Output the entries verbatim, including every line.

# Given entries start

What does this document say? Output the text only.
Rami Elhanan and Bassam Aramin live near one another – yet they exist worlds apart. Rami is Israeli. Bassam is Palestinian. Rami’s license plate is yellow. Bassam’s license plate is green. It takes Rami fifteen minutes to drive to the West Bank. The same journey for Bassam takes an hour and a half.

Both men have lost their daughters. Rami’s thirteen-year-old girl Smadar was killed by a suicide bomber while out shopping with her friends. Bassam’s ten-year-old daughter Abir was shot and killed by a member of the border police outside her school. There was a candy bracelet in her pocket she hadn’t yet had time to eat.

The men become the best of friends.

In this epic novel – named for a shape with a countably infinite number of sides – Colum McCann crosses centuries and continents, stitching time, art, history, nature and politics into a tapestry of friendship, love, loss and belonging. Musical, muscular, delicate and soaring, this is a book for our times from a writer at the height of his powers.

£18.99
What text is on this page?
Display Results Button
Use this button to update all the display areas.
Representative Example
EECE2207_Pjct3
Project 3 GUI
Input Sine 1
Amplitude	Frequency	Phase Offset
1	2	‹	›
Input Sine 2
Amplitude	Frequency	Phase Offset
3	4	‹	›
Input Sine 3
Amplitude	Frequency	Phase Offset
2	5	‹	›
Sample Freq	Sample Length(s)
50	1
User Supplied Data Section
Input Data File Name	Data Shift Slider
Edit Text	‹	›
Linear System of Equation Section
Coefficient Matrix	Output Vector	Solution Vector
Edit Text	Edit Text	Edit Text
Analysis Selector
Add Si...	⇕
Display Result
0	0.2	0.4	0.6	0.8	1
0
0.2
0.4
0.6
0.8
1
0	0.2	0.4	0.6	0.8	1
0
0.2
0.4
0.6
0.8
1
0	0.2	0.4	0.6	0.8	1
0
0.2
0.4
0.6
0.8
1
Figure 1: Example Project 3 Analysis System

# Given entries end

### Solution for this task
What does this document say? Output the text only.
Rami Elhanan and Bassam Aramin live near one another – yet they exist worlds apart. Rami is Israeli. Bassam is Palestinian. Rami’s license plate is yellow. Bassam’s license plate is green. It takes Rami fifteen minutes to drive to the West Bank. The same journey for Bassam takes an hour and a half.

Both men have lost their daughters. Rami’s thirteen-year-old girl Smadar was killed by a suicide bomber while out shopping with her friends. Bassam’s ten-year-old daughter Abir was shot and killed by a member of the border police outside her school. There was a candy bracelet in her pocket she hadn’t yet had time to eat.

The men become the best of friends.

In this epic novel – named for a shape with a countably infinite number of sides – Colum McCann crosses centuries and continents, stitching time, art, history, nature and politics into a tapestry of friendship, love, loss and belonging. Musical, muscular, delicate and soaring, this is a book for our times from a writer at the height of his powers.

£18.99
What text is on this page?
Display Results Button
Use this button to update all the display areas.
Representative Example
EECE2207_Pjct3
Project 3 GUI
Input Sine 1
Amplitude	Frequency	Phase Offset
1	2	‹	›
Input Sine 2
Amplitude	Frequency	Phase Offset
3	4	‹	›
Input Sine 3
Amplitude	Frequency	Phase Offset
2	5	‹	›
Sample Freq	Sample Length(s)
50	1
User Supplied Data Section
Input Data File Name	Data Shift Slider
Edit Text	‹	›
Linear System of Equation Section
Coefficient Matrix	Output Vector	Solution Vector
Edit Text	Edit Text	Edit Text
Analysis Selector
Add Si...	⇕
Display Result
0	0.2	0.4	0.6	0.8	1
0
0.2
0.4
0.6
0.8
1
0	0.2	0.4	0.6	0.8	1
0
0.2
0.4
0.6
0.8
1
0	0.2	0.4	0.6	0.8	1
0
0.2
0.4
0.6
0.8
1
Figure 1: Example Project 3 Analysis System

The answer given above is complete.